Written instruction: Give the count of lines in the data that include the string "case", with no added remarks.

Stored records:

┌──

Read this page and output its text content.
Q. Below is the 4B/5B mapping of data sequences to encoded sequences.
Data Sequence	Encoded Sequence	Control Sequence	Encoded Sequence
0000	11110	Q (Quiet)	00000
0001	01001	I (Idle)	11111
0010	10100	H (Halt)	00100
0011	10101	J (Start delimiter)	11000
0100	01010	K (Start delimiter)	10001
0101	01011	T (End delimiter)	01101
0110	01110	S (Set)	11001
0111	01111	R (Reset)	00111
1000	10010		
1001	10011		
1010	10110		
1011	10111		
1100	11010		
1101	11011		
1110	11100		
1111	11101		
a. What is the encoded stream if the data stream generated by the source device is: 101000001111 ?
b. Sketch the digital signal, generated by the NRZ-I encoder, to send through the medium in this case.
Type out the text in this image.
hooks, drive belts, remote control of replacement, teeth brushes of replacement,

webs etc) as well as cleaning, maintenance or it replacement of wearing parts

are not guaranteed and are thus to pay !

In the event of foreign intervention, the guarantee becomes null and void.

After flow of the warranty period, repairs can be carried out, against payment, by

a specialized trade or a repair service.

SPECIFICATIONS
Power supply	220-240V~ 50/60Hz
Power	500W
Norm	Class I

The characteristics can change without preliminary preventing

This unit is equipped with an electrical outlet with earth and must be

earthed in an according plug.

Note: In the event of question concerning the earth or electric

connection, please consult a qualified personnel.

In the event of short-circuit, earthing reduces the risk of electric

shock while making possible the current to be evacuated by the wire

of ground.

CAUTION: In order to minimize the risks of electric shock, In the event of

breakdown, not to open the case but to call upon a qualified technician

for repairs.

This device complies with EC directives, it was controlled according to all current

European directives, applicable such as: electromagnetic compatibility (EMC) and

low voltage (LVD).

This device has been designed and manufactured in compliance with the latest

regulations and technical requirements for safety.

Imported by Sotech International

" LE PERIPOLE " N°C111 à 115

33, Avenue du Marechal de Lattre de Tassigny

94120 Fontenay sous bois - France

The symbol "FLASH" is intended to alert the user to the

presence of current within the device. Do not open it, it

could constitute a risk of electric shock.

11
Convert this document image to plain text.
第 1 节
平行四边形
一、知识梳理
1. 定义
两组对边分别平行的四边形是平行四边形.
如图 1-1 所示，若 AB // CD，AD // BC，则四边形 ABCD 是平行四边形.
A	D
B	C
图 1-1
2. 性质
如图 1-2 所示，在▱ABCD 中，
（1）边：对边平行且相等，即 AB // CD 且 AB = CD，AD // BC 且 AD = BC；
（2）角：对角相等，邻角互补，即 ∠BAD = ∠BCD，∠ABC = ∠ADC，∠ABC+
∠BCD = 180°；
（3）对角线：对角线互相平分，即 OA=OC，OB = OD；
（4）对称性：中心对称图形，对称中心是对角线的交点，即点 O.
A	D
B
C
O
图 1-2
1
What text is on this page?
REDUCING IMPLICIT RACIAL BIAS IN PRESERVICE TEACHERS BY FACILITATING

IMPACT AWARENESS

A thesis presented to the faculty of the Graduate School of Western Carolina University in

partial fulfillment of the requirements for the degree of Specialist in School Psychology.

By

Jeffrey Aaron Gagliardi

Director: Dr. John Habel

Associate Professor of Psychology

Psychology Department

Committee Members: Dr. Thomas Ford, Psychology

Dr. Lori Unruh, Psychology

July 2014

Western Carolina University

└──

In response: 2